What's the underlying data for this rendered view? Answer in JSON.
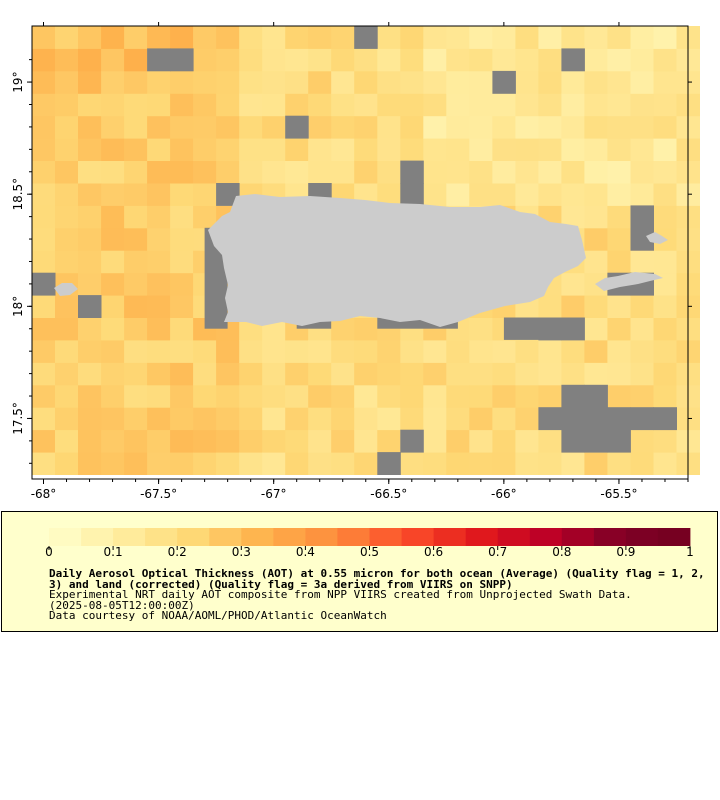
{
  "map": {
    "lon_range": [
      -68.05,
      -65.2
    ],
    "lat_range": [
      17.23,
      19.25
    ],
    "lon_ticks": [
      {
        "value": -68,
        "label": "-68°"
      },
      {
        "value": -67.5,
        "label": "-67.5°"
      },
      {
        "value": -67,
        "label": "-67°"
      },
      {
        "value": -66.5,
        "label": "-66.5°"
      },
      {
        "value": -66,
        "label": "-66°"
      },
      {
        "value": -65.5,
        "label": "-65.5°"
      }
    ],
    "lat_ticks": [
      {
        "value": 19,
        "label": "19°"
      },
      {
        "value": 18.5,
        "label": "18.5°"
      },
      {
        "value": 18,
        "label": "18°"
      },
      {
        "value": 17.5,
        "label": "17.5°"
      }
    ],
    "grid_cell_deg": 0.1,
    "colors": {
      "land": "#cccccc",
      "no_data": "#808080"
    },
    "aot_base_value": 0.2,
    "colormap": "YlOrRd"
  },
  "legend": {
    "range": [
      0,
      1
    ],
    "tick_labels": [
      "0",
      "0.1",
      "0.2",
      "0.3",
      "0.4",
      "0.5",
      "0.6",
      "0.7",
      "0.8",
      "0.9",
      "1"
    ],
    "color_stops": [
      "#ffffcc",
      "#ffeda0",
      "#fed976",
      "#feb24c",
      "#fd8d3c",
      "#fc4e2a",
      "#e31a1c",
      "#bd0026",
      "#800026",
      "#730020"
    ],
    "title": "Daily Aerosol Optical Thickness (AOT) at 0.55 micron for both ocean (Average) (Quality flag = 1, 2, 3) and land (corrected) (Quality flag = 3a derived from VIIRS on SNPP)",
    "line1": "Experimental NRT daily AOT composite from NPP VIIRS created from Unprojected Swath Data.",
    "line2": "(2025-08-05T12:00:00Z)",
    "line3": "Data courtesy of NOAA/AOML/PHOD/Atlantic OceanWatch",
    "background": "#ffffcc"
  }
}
---
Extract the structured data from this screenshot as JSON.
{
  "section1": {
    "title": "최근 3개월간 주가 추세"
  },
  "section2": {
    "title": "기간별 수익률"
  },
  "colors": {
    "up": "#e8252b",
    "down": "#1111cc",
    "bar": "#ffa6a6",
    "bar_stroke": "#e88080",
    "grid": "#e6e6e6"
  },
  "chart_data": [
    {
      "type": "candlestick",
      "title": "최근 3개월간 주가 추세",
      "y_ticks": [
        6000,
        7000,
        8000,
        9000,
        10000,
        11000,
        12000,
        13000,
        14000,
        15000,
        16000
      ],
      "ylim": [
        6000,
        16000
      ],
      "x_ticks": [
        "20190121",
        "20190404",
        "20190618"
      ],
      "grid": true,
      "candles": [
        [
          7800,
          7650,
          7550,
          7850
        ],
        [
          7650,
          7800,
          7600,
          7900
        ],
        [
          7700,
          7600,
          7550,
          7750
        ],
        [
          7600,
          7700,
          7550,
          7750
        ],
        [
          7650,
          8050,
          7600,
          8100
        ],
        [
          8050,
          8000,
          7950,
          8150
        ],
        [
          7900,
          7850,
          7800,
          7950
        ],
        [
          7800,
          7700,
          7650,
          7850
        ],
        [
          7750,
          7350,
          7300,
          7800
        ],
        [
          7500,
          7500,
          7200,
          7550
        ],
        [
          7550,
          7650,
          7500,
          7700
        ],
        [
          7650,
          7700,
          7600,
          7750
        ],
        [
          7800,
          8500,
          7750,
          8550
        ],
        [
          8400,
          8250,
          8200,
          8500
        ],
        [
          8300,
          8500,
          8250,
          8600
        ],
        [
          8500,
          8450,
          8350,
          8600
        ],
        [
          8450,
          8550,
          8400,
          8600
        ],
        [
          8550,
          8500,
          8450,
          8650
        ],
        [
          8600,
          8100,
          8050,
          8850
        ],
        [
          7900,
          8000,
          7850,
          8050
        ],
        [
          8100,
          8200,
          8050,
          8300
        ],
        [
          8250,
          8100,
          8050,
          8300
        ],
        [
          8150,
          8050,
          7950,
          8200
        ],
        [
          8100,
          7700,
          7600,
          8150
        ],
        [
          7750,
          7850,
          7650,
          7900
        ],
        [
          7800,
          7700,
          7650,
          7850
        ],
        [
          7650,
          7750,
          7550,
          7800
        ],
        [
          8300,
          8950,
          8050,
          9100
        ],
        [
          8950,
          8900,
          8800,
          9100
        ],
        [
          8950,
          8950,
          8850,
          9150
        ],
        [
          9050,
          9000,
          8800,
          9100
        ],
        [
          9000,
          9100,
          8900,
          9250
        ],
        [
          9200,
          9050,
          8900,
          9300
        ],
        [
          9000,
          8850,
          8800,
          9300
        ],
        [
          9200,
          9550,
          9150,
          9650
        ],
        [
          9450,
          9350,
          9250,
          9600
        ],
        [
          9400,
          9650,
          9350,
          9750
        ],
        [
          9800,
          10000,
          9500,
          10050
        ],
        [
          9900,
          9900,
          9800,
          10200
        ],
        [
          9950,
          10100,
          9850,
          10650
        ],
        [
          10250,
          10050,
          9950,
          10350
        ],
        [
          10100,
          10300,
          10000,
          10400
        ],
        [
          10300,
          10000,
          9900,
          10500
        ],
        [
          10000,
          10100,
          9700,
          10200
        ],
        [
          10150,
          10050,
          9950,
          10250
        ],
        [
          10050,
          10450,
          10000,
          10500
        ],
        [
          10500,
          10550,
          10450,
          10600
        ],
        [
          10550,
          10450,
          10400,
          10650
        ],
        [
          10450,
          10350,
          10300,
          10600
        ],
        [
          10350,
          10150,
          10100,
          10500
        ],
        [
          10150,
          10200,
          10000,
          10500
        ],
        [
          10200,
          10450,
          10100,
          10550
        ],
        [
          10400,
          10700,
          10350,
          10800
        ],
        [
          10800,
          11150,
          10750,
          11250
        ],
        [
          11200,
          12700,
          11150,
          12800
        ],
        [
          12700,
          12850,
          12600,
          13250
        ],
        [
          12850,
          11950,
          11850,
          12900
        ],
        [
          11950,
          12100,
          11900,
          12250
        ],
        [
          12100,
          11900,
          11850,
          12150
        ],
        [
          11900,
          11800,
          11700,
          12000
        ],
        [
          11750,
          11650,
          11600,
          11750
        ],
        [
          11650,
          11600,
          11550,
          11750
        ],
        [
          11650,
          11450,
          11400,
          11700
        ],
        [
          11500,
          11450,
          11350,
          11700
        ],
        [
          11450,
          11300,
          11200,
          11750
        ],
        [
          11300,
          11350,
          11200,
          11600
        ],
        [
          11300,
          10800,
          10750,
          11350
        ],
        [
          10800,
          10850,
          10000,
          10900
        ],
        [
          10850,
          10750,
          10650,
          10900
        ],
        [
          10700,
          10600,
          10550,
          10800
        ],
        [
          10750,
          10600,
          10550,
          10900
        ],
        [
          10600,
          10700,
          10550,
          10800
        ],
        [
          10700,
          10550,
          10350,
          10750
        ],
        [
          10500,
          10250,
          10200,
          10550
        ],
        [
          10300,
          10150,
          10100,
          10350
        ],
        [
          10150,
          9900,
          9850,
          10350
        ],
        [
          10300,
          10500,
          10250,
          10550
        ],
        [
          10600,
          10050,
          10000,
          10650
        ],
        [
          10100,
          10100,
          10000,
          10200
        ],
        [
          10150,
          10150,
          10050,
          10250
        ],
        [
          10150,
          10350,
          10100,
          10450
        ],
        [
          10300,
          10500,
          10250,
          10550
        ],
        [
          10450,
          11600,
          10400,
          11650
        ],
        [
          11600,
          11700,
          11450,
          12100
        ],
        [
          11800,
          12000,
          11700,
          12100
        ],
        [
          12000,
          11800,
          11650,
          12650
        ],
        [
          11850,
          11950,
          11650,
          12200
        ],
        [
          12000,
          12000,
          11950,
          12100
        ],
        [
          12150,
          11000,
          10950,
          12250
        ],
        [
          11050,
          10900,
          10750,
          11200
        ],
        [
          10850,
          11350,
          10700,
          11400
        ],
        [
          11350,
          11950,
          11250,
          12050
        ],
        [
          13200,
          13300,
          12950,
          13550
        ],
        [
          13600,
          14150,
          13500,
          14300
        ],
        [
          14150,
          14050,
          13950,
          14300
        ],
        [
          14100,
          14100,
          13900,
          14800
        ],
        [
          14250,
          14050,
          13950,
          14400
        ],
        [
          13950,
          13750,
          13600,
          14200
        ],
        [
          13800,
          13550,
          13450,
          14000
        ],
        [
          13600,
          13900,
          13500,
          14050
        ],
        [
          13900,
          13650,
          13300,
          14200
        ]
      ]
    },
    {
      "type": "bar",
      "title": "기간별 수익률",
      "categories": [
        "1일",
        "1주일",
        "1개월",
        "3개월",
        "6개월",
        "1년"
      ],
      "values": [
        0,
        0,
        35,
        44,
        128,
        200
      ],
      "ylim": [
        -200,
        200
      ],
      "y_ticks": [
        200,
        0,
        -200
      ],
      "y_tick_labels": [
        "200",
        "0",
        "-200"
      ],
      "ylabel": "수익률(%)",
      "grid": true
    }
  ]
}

* **Aim**: Read the lines above. Gather those in which the string "from" is found.

* **The answer**:
    "title": "Daily Aerosol Optical Thickness (AOT) at 0.55 micron for both ocean (Average) (Quality flag = 1, 2, 3) and land (corrected) (Quality flag = 3a derived from VIIRS on SNPP)",
    "line1": "Experimental NRT daily AOT composite from NPP VIIRS created from Unprojected Swath Data.",
Extract the structured data from this screenshot as JSON.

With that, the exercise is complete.